Task goal =>
Output the material below unchanged, apart from leaving out the pictures.

Stored records =>
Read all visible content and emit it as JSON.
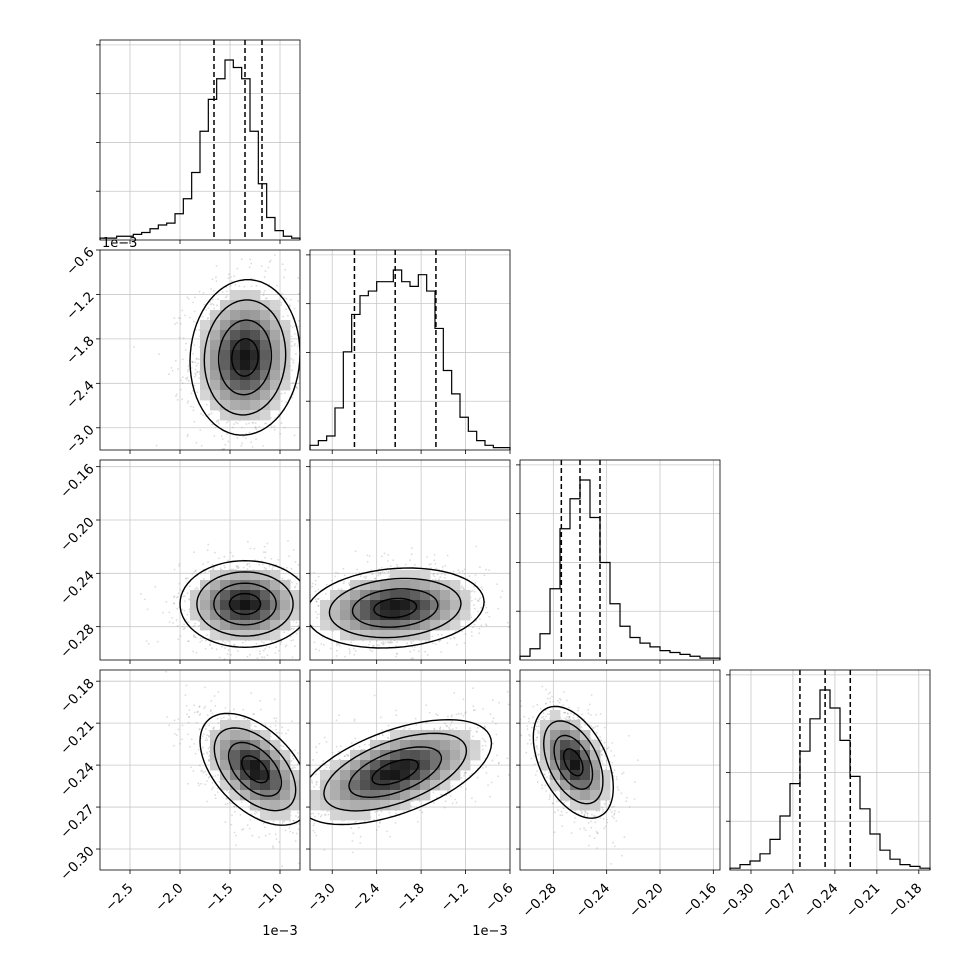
{
  "chart_data": {
    "type": "corner",
    "n_params": 4,
    "axes": [
      {
        "range": [
          -2.8,
          -0.8
        ],
        "ticks": [
          -2.5,
          -2.0,
          -1.5,
          -1.0
        ],
        "tick_labels": [
          "−2.5",
          "−2.0",
          "−1.5",
          "−1.0"
        ],
        "offset_label": "1e−3"
      },
      {
        "range": [
          -3.3,
          -0.6
        ],
        "ticks": [
          -3.0,
          -2.4,
          -1.8,
          -1.2,
          -0.6
        ],
        "tick_labels": [
          "−3.0",
          "−2.4",
          "−1.8",
          "−1.2",
          "−0.6"
        ],
        "offset_label": "1e−3"
      },
      {
        "range": [
          -0.305,
          -0.155
        ],
        "ticks": [
          -0.28,
          -0.24,
          -0.2,
          -0.16
        ],
        "tick_labels": [
          "−0.28",
          "−0.24",
          "−0.20",
          "−0.16"
        ],
        "offset_label": ""
      },
      {
        "range": [
          -0.315,
          -0.172
        ],
        "ticks": [
          -0.3,
          -0.27,
          -0.24,
          -0.21,
          -0.18
        ],
        "tick_labels": [
          "−0.30",
          "−0.27",
          "−0.24",
          "−0.21",
          "−0.18"
        ],
        "offset_label": ""
      }
    ],
    "marginals": [
      {
        "param": 0,
        "quantiles": [
          -1.66,
          -1.35,
          -1.18
        ],
        "counts": [
          1,
          1,
          2,
          2,
          3,
          4,
          6,
          8,
          9,
          14,
          22,
          36,
          58,
          75,
          86,
          96,
          92,
          86,
          58,
          30,
          12,
          5,
          2,
          1
        ]
      },
      {
        "param": 1,
        "quantiles": [
          -2.7,
          -2.15,
          -1.6
        ],
        "counts": [
          2,
          4,
          6,
          18,
          42,
          58,
          66,
          68,
          72,
          72,
          77,
          72,
          70,
          75,
          68,
          52,
          34,
          24,
          14,
          8,
          4,
          2,
          1,
          1
        ]
      },
      {
        "param": 2,
        "quantiles": [
          -0.274,
          -0.26,
          -0.245
        ],
        "counts": [
          2,
          6,
          14,
          38,
          70,
          86,
          96,
          76,
          52,
          30,
          18,
          12,
          9,
          7,
          5,
          4,
          3,
          2,
          1,
          1
        ]
      },
      {
        "param": 3,
        "quantiles": [
          -0.265,
          -0.247,
          -0.229
        ],
        "counts": [
          1,
          3,
          5,
          9,
          17,
          30,
          48,
          66,
          84,
          100,
          90,
          72,
          52,
          34,
          20,
          11,
          6,
          3,
          2,
          1
        ]
      }
    ],
    "pairs": [
      {
        "x_param": 0,
        "y_param": 1,
        "center": [
          -1.35,
          -2.05
        ],
        "spread": [
          0.22,
          0.42
        ],
        "rho": 0.05
      },
      {
        "x_param": 0,
        "y_param": 2,
        "center": [
          -1.35,
          -0.263
        ],
        "spread": [
          0.26,
          0.013
        ],
        "rho": 0.0
      },
      {
        "x_param": 1,
        "y_param": 2,
        "center": [
          -2.15,
          -0.266
        ],
        "spread": [
          0.48,
          0.012
        ],
        "rho": 0.15
      },
      {
        "x_param": 0,
        "y_param": 3,
        "center": [
          -1.25,
          -0.243
        ],
        "spread": [
          0.22,
          0.016
        ],
        "rho": -0.5
      },
      {
        "x_param": 1,
        "y_param": 3,
        "center": [
          -2.15,
          -0.245
        ],
        "spread": [
          0.52,
          0.015
        ],
        "rho": 0.55
      },
      {
        "x_param": 2,
        "y_param": 3,
        "center": [
          -0.265,
          -0.238
        ],
        "spread": [
          0.012,
          0.016
        ],
        "rho": -0.45
      }
    ],
    "diag_y_ticks": 4,
    "grid": true,
    "title": "",
    "legend": "none"
  }
}
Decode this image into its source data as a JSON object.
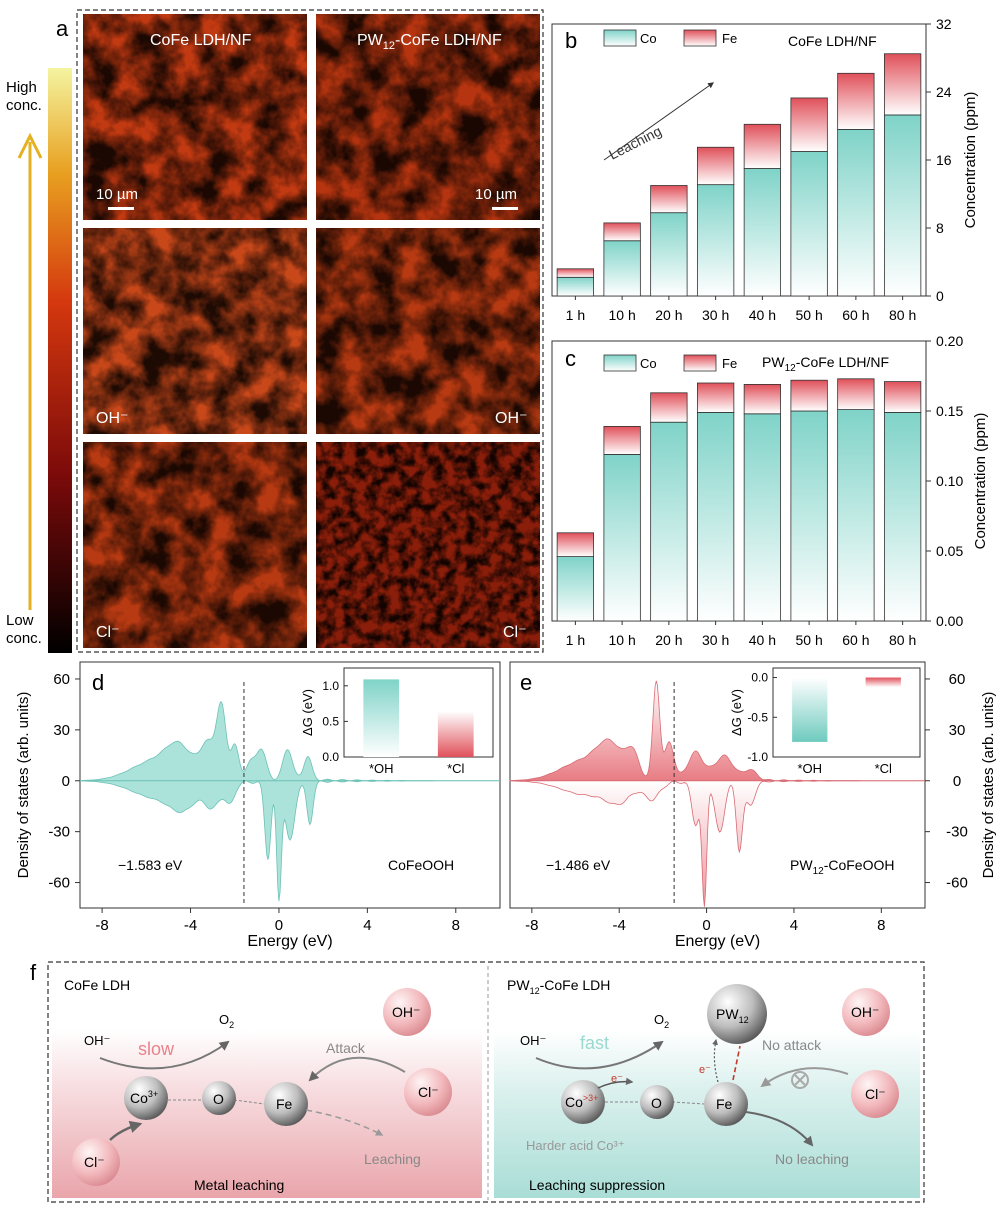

Task result =>
Read all visible content and emit it as JSON.
{
  "chart_data": {
    "type": "corner",
    "n_params": 4,
    "axes": [
      {
        "range": [
          -2.8,
          -0.8
        ],
        "ticks": [
          -2.5,
          -2.0,
          -1.5,
          -1.0
        ],
        "tick_labels": [
          "−2.5",
          "−2.0",
          "−1.5",
          "−1.0"
        ],
        "offset_label": "1e−3"
      },
      {
        "range": [
          -3.3,
          -0.6
        ],
        "ticks": [
          -3.0,
          -2.4,
          -1.8,
          -1.2,
          -0.6
        ],
        "tick_labels": [
          "−3.0",
          "−2.4",
          "−1.8",
          "−1.2",
          "−0.6"
        ],
        "offset_label": "1e−3"
      },
      {
        "range": [
          -0.305,
          -0.155
        ],
        "ticks": [
          -0.28,
          -0.24,
          -0.2,
          -0.16
        ],
        "tick_labels": [
          "−0.28",
          "−0.24",
          "−0.20",
          "−0.16"
        ],
        "offset_label": ""
      },
      {
        "range": [
          -0.315,
          -0.172
        ],
        "ticks": [
          -0.3,
          -0.27,
          -0.24,
          -0.21,
          -0.18
        ],
        "tick_labels": [
          "−0.30",
          "−0.27",
          "−0.24",
          "−0.21",
          "−0.18"
        ],
        "offset_label": ""
      }
    ],
    "marginals": [
      {
        "param": 0,
        "quantiles": [
          -1.66,
          -1.35,
          -1.18
        ],
        "counts": [
          1,
          1,
          2,
          2,
          3,
          4,
          6,
          8,
          9,
          14,
          22,
          36,
          58,
          75,
          86,
          96,
          92,
          86,
          58,
          30,
          12,
          5,
          2,
          1
        ]
      },
      {
        "param": 1,
        "quantiles": [
          -2.7,
          -2.15,
          -1.6
        ],
        "counts": [
          2,
          4,
          6,
          18,
          42,
          58,
          66,
          68,
          72,
          72,
          77,
          72,
          70,
          75,
          68,
          52,
          34,
          24,
          14,
          8,
          4,
          2,
          1,
          1
        ]
      },
      {
        "param": 2,
        "quantiles": [
          -0.274,
          -0.26,
          -0.245
        ],
        "counts": [
          2,
          6,
          14,
          38,
          70,
          86,
          96,
          76,
          52,
          30,
          18,
          12,
          9,
          7,
          5,
          4,
          3,
          2,
          1,
          1
        ]
      },
      {
        "param": 3,
        "quantiles": [
          -0.265,
          -0.247,
          -0.229
        ],
        "counts": [
          1,
          3,
          5,
          9,
          17,
          30,
          48,
          66,
          84,
          100,
          90,
          72,
          52,
          34,
          20,
          11,
          6,
          3,
          2,
          1
        ]
      }
    ],
    "pairs": [
      {
        "x_param": 0,
        "y_param": 1,
        "center": [
          -1.35,
          -2.05
        ],
        "spread": [
          0.22,
          0.42
        ],
        "rho": 0.05
      },
      {
        "x_param": 0,
        "y_param": 2,
        "center": [
          -1.35,
          -0.263
        ],
        "spread": [
          0.26,
          0.013
        ],
        "rho": 0.0
      },
      {
        "x_param": 1,
        "y_param": 2,
        "center": [
          -2.15,
          -0.266
        ],
        "spread": [
          0.48,
          0.012
        ],
        "rho": 0.15
      },
      {
        "x_param": 0,
        "y_param": 3,
        "center": [
          -1.25,
          -0.243
        ],
        "spread": [
          0.22,
          0.016
        ],
        "rho": -0.5
      },
      {
        "x_param": 1,
        "y_param": 3,
        "center": [
          -2.15,
          -0.245
        ],
        "spread": [
          0.52,
          0.015
        ],
        "rho": 0.55
      },
      {
        "x_param": 2,
        "y_param": 3,
        "center": [
          -0.265,
          -0.238
        ],
        "spread": [
          0.012,
          0.016
        ],
        "rho": -0.45
      }
    ],
    "diag_y_ticks": 4,
    "grid": true,
    "title": "",
    "legend": "none"
  }
}
Decode this image into its source data as a JSON object.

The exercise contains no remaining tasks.